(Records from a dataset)
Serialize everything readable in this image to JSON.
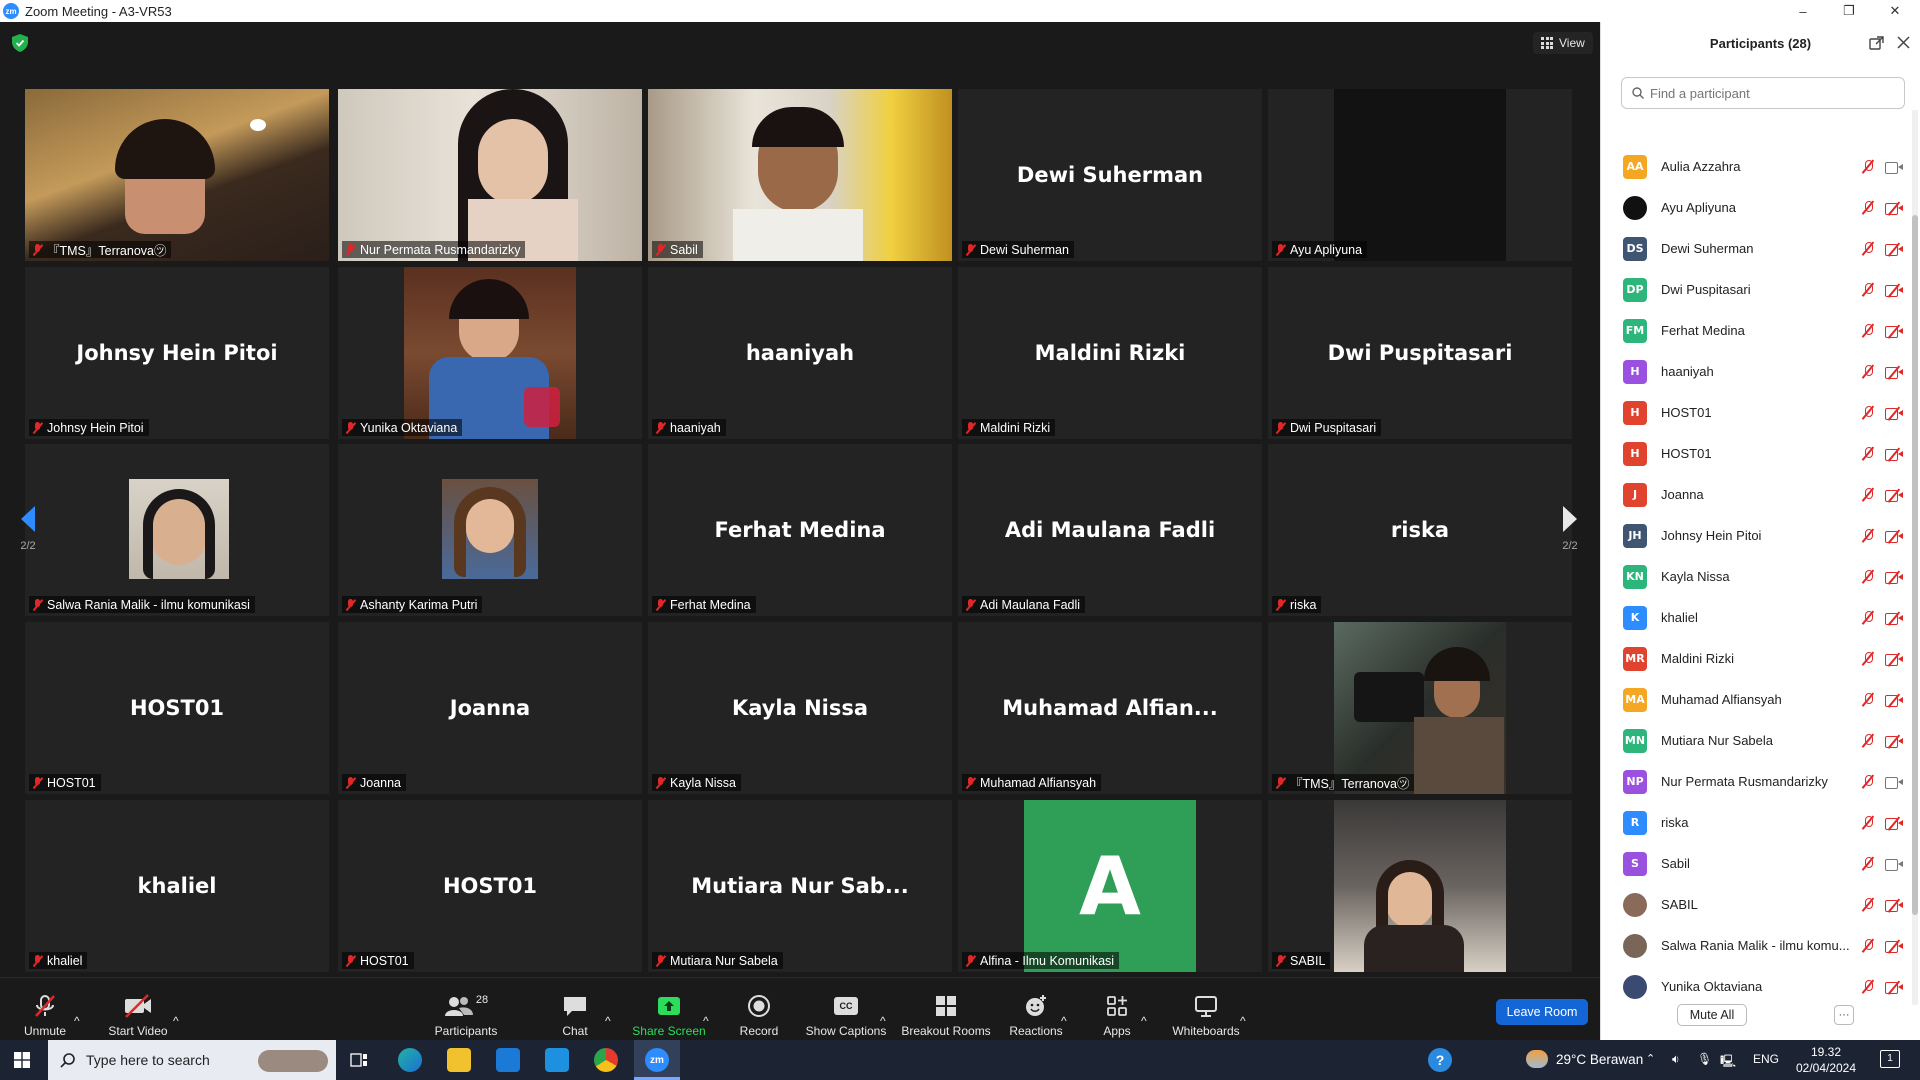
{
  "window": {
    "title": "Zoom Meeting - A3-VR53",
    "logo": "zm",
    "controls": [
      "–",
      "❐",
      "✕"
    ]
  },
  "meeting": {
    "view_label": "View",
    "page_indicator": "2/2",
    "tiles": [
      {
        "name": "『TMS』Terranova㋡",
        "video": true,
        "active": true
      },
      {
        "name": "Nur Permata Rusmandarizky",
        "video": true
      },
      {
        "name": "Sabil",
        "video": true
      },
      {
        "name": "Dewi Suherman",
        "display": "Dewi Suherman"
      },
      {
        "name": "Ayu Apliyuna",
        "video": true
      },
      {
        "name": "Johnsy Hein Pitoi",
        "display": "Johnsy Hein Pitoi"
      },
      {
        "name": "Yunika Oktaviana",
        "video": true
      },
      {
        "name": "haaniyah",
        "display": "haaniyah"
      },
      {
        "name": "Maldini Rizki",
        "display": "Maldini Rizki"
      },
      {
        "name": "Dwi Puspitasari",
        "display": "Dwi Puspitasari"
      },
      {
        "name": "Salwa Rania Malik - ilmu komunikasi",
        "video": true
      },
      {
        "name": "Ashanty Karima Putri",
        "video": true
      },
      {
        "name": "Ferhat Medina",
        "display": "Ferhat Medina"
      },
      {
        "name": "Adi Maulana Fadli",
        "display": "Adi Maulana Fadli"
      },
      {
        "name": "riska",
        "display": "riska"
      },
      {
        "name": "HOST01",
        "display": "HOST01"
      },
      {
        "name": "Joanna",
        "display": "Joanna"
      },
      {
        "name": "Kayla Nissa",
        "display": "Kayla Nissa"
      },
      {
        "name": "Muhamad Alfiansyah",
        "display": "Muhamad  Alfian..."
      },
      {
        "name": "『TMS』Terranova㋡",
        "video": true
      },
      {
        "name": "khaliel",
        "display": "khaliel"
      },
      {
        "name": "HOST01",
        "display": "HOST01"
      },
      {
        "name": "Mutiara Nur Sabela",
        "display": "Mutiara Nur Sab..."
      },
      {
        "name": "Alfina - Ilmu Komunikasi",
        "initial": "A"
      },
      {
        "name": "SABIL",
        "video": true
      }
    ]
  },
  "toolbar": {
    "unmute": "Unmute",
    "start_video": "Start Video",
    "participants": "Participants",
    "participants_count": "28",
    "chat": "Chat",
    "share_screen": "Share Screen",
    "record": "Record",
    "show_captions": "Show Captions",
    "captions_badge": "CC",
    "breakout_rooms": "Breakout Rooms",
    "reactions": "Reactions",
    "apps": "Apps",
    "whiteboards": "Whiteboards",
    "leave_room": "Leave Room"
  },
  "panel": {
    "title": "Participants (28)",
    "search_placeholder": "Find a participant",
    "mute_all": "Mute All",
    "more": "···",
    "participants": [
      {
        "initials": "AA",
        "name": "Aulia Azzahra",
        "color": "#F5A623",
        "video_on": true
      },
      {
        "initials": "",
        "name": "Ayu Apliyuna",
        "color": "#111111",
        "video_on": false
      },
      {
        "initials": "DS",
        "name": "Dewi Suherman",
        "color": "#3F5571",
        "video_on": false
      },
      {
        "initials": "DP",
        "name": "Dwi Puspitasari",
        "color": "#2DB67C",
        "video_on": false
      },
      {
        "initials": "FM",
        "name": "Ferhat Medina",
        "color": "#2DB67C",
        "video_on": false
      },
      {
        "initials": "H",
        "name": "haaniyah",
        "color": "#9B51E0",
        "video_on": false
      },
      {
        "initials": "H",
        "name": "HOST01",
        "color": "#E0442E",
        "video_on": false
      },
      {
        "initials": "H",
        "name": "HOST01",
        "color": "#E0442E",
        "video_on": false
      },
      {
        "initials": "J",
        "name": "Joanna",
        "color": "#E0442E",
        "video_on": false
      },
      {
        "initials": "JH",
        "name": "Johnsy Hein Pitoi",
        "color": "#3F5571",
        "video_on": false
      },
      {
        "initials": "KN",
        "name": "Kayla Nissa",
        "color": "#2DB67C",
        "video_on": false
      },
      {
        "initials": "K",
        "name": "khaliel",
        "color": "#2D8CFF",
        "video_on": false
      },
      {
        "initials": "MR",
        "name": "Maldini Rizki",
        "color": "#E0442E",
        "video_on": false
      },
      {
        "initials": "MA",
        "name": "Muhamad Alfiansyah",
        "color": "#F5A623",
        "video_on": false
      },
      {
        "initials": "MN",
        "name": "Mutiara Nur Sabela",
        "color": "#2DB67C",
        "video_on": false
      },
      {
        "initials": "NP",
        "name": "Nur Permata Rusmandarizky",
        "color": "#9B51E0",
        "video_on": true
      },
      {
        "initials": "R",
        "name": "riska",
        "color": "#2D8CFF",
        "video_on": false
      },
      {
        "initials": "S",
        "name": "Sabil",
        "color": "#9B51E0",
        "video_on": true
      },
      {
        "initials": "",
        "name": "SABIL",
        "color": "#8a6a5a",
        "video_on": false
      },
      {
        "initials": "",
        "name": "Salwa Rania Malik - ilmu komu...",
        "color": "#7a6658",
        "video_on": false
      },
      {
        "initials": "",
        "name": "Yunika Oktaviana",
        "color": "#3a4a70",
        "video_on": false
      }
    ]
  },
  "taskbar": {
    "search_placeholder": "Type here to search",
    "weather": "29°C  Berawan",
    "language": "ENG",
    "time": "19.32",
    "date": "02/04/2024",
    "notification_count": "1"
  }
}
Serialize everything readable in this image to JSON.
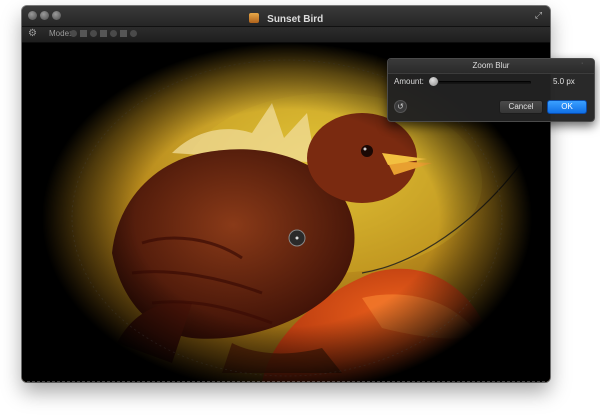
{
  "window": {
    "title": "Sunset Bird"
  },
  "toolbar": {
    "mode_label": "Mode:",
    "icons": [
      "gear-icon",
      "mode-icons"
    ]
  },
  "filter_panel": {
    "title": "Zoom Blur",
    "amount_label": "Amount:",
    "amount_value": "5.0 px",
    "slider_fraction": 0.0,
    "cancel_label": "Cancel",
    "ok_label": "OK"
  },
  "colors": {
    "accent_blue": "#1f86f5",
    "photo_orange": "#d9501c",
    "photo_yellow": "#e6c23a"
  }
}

[Instructions for the task] From the entries above, output every line exactly and omit any image.

[Result of the task]
Serialize everything readable in this image to JSON.
{
  "window": {
    "title": "Zoom Meeting - A3-VR53",
    "logo": "zm",
    "controls": [
      "–",
      "❐",
      "✕"
    ]
  },
  "meeting": {
    "view_label": "View",
    "page_indicator": "2/2",
    "tiles": [
      {
        "name": "『TMS』Terranova㋡",
        "video": true,
        "active": true
      },
      {
        "name": "Nur Permata Rusmandarizky",
        "video": true
      },
      {
        "name": "Sabil",
        "video": true
      },
      {
        "name": "Dewi Suherman",
        "display": "Dewi Suherman"
      },
      {
        "name": "Ayu Apliyuna",
        "video": true
      },
      {
        "name": "Johnsy Hein Pitoi",
        "display": "Johnsy Hein Pitoi"
      },
      {
        "name": "Yunika Oktaviana",
        "video": true
      },
      {
        "name": "haaniyah",
        "display": "haaniyah"
      },
      {
        "name": "Maldini Rizki",
        "display": "Maldini Rizki"
      },
      {
        "name": "Dwi Puspitasari",
        "display": "Dwi Puspitasari"
      },
      {
        "name": "Salwa Rania Malik - ilmu komunikasi",
        "video": true
      },
      {
        "name": "Ashanty Karima Putri",
        "video": true
      },
      {
        "name": "Ferhat Medina",
        "display": "Ferhat Medina"
      },
      {
        "name": "Adi Maulana Fadli",
        "display": "Adi Maulana Fadli"
      },
      {
        "name": "riska",
        "display": "riska"
      },
      {
        "name": "HOST01",
        "display": "HOST01"
      },
      {
        "name": "Joanna",
        "display": "Joanna"
      },
      {
        "name": "Kayla Nissa",
        "display": "Kayla Nissa"
      },
      {
        "name": "Muhamad Alfiansyah",
        "display": "Muhamad  Alfian..."
      },
      {
        "name": "『TMS』Terranova㋡",
        "video": true
      },
      {
        "name": "khaliel",
        "display": "khaliel"
      },
      {
        "name": "HOST01",
        "display": "HOST01"
      },
      {
        "name": "Mutiara Nur Sabela",
        "display": "Mutiara Nur Sab..."
      },
      {
        "name": "Alfina - Ilmu Komunikasi",
        "initial": "A"
      },
      {
        "name": "SABIL",
        "video": true
      }
    ]
  },
  "toolbar": {
    "unmute": "Unmute",
    "start_video": "Start Video",
    "participants": "Participants",
    "participants_count": "28",
    "chat": "Chat",
    "share_screen": "Share Screen",
    "record": "Record",
    "show_captions": "Show Captions",
    "captions_badge": "CC",
    "breakout_rooms": "Breakout Rooms",
    "reactions": "Reactions",
    "apps": "Apps",
    "whiteboards": "Whiteboards",
    "leave_room": "Leave Room"
  },
  "panel": {
    "title": "Participants (28)",
    "search_placeholder": "Find a participant",
    "mute_all": "Mute All",
    "more": "···",
    "participants": [
      {
        "initials": "AA",
        "name": "Aulia Azzahra",
        "color": "#F5A623",
        "video_on": true
      },
      {
        "initials": "",
        "name": "Ayu Apliyuna",
        "color": "#111111",
        "video_on": false
      },
      {
        "initials": "DS",
        "name": "Dewi Suherman",
        "color": "#3F5571",
        "video_on": false
      },
      {
        "initials": "DP",
        "name": "Dwi Puspitasari",
        "color": "#2DB67C",
        "video_on": false
      },
      {
        "initials": "FM",
        "name": "Ferhat Medina",
        "color": "#2DB67C",
        "video_on": false
      },
      {
        "initials": "H",
        "name": "haaniyah",
        "color": "#9B51E0",
        "video_on": false
      },
      {
        "initials": "H",
        "name": "HOST01",
        "color": "#E0442E",
        "video_on": false
      },
      {
        "initials": "H",
        "name": "HOST01",
        "color": "#E0442E",
        "video_on": false
      },
      {
        "initials": "J",
        "name": "Joanna",
        "color": "#E0442E",
        "video_on": false
      },
      {
        "initials": "JH",
        "name": "Johnsy Hein Pitoi",
        "color": "#3F5571",
        "video_on": false
      },
      {
        "initials": "KN",
        "name": "Kayla Nissa",
        "color": "#2DB67C",
        "video_on": false
      },
      {
        "initials": "K",
        "name": "khaliel",
        "color": "#2D8CFF",
        "video_on": false
      },
      {
        "initials": "MR",
        "name": "Maldini Rizki",
        "color": "#E0442E",
        "video_on": false
      },
      {
        "initials": "MA",
        "name": "Muhamad Alfiansyah",
        "color": "#F5A623",
        "video_on": false
      },
      {
        "initials": "MN",
        "name": "Mutiara Nur Sabela",
        "color": "#2DB67C",
        "video_on": false
      },
      {
        "initials": "NP",
        "name": "Nur Permata Rusmandarizky",
        "color": "#9B51E0",
        "video_on": true
      },
      {
        "initials": "R",
        "name": "riska",
        "color": "#2D8CFF",
        "video_on": false
      },
      {
        "initials": "S",
        "name": "Sabil",
        "color": "#9B51E0",
        "video_on": true
      },
      {
        "initials": "",
        "name": "SABIL",
        "color": "#8a6a5a",
        "video_on": false
      },
      {
        "initials": "",
        "name": "Salwa Rania Malik - ilmu komu...",
        "color": "#7a6658",
        "video_on": false
      },
      {
        "initials": "",
        "name": "Yunika Oktaviana",
        "color": "#3a4a70",
        "video_on": false
      }
    ]
  },
  "taskbar": {
    "search_placeholder": "Type here to search",
    "weather": "29°C  Berawan",
    "language": "ENG",
    "time": "19.32",
    "date": "02/04/2024",
    "notification_count": "1"
  }
}
Serialize everything readable in this image to JSON.
{
  "window": {
    "title": "Sunset Bird"
  },
  "toolbar": {
    "mode_label": "Mode:",
    "icons": [
      "gear-icon",
      "mode-icons"
    ]
  },
  "filter_panel": {
    "title": "Zoom Blur",
    "amount_label": "Amount:",
    "amount_value": "5.0 px",
    "slider_fraction": 0.0,
    "cancel_label": "Cancel",
    "ok_label": "OK"
  },
  "colors": {
    "accent_blue": "#1f86f5",
    "photo_orange": "#d9501c",
    "photo_yellow": "#e6c23a"
  }
}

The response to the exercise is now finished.